WHAT TO DO — All records must be quoted exactly. Omit the pictures.

GIVEN RECORDS —
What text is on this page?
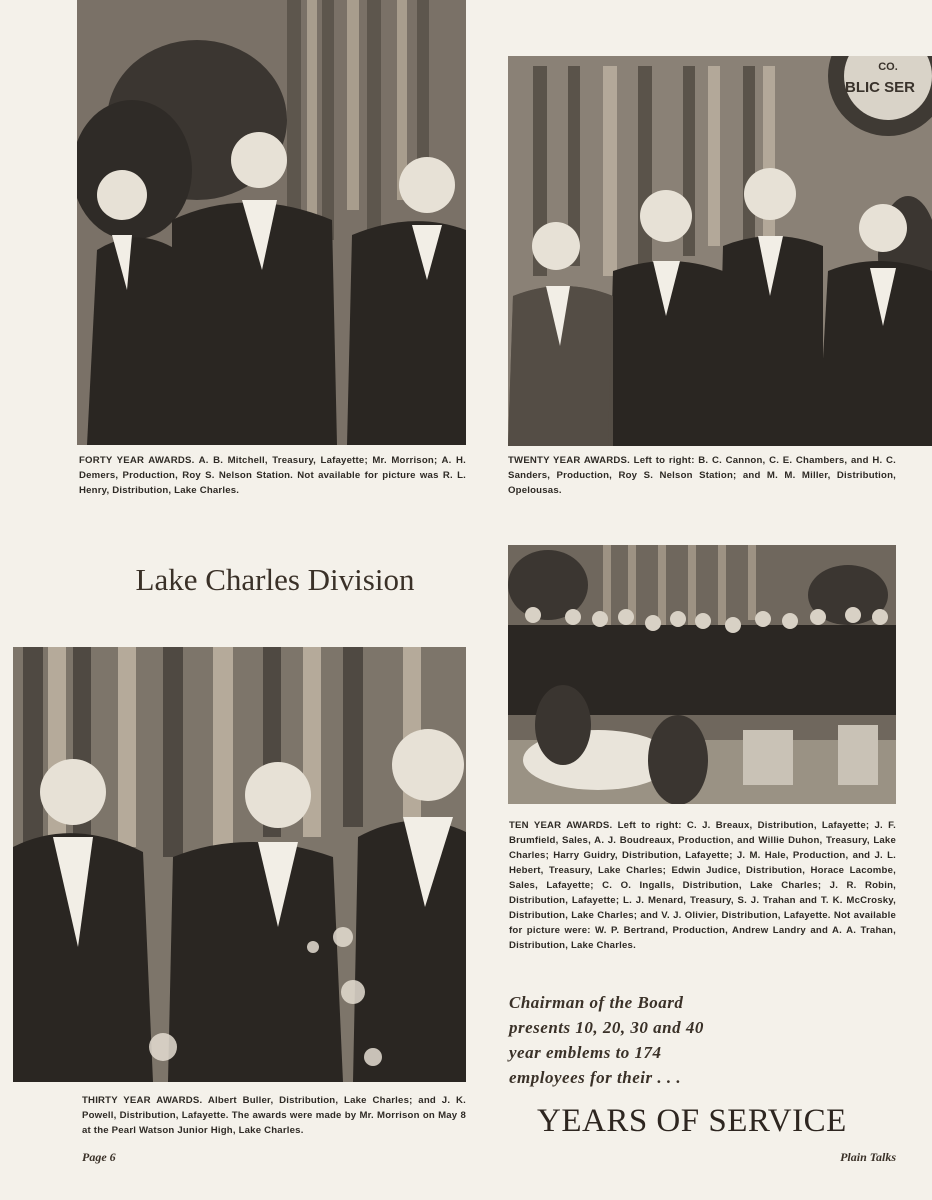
FORTY YEAR AWARDS. A. B. Mitchell, Treasury, Lafayette; Mr. Morrison; A. H. Demers, Production, Roy S. Nelson Station. Not available for picture was R. L. Henry, Distribution, Lake Charles.
CO.
BLIC SER
TWENTY YEAR AWARDS. Left to right: B. C. Cannon, C. E. Chambers, and H. C. Sanders, Production, Roy S. Nelson Station; and M. M. Miller, Distribution, Opelousas.
Lake Charles Division
TEN YEAR AWARDS. Left to right: C. J. Breaux, Distribution, Lafayette; J. F. Brumfield, Sales, A. J. Boudreaux, Production, and Willie Duhon, Treasury, Lake Charles; Harry Guidry, Distribution, Lafayette; J. M. Hale, Production, and J. L. Hebert, Treasury, Lake Charles; Edwin Judice, Distribution, Horace Lacombe, Sales, Lafayette; C. O. Ingalls, Distribution, Lake Charles; J. R. Robin, Distribution, Lafayette; L. J. Menard, Treasury, S. J. Trahan and T. K. McCrosky, Distribution, Lake Charles; and V. J. Olivier, Distribution, Lafayette. Not available for picture were: W. P. Bertrand, Production, Andrew Landry and A. A. Trahan, Distribution, Lake Charles.
THIRTY YEAR AWARDS. Albert Buller, Distribution, Lake Charles; and J. K. Powell, Distribution, Lafayette. The awards were made by Mr. Morrison on May 8 at the Pearl Watson Junior High, Lake Charles.
Chairman of the Board
presents 10, 20, 30 and 40
year emblems to 174
employees for their . . .
YEARS OF SERVICE
Page 6	Plain Talks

OUTPUT FOR THIS TASK —
What text is on this page?
FORTY YEAR AWARDS. A. B. Mitchell, Treasury, Lafayette; Mr. Morrison; A. H. Demers, Production, Roy S. Nelson Station. Not available for picture was R. L. Henry, Distribution, Lake Charles.
CO.
BLIC SER
TWENTY YEAR AWARDS. Left to right: B. C. Cannon, C. E. Chambers, and H. C. Sanders, Production, Roy S. Nelson Station; and M. M. Miller, Distribution, Opelousas.
Lake Charles Division
TEN YEAR AWARDS. Left to right: C. J. Breaux, Distribution, Lafayette; J. F. Brumfield, Sales, A. J. Boudreaux, Production, and Willie Duhon, Treasury, Lake Charles; Harry Guidry, Distribution, Lafayette; J. M. Hale, Production, and J. L. Hebert, Treasury, Lake Charles; Edwin Judice, Distribution, Horace Lacombe, Sales, Lafayette; C. O. Ingalls, Distribution, Lake Charles; J. R. Robin, Distribution, Lafayette; L. J. Menard, Treasury, S. J. Trahan and T. K. McCrosky, Distribution, Lake Charles; and V. J. Olivier, Distribution, Lafayette. Not available for picture were: W. P. Bertrand, Production, Andrew Landry and A. A. Trahan, Distribution, Lake Charles.
THIRTY YEAR AWARDS. Albert Buller, Distribution, Lake Charles; and J. K. Powell, Distribution, Lafayette. The awards were made by Mr. Morrison on May 8 at the Pearl Watson Junior High, Lake Charles.
Chairman of the Board
presents 10, 20, 30 and 40
year emblems to 174
employees for their . . .
YEARS OF SERVICE
Page 6	Plain Talks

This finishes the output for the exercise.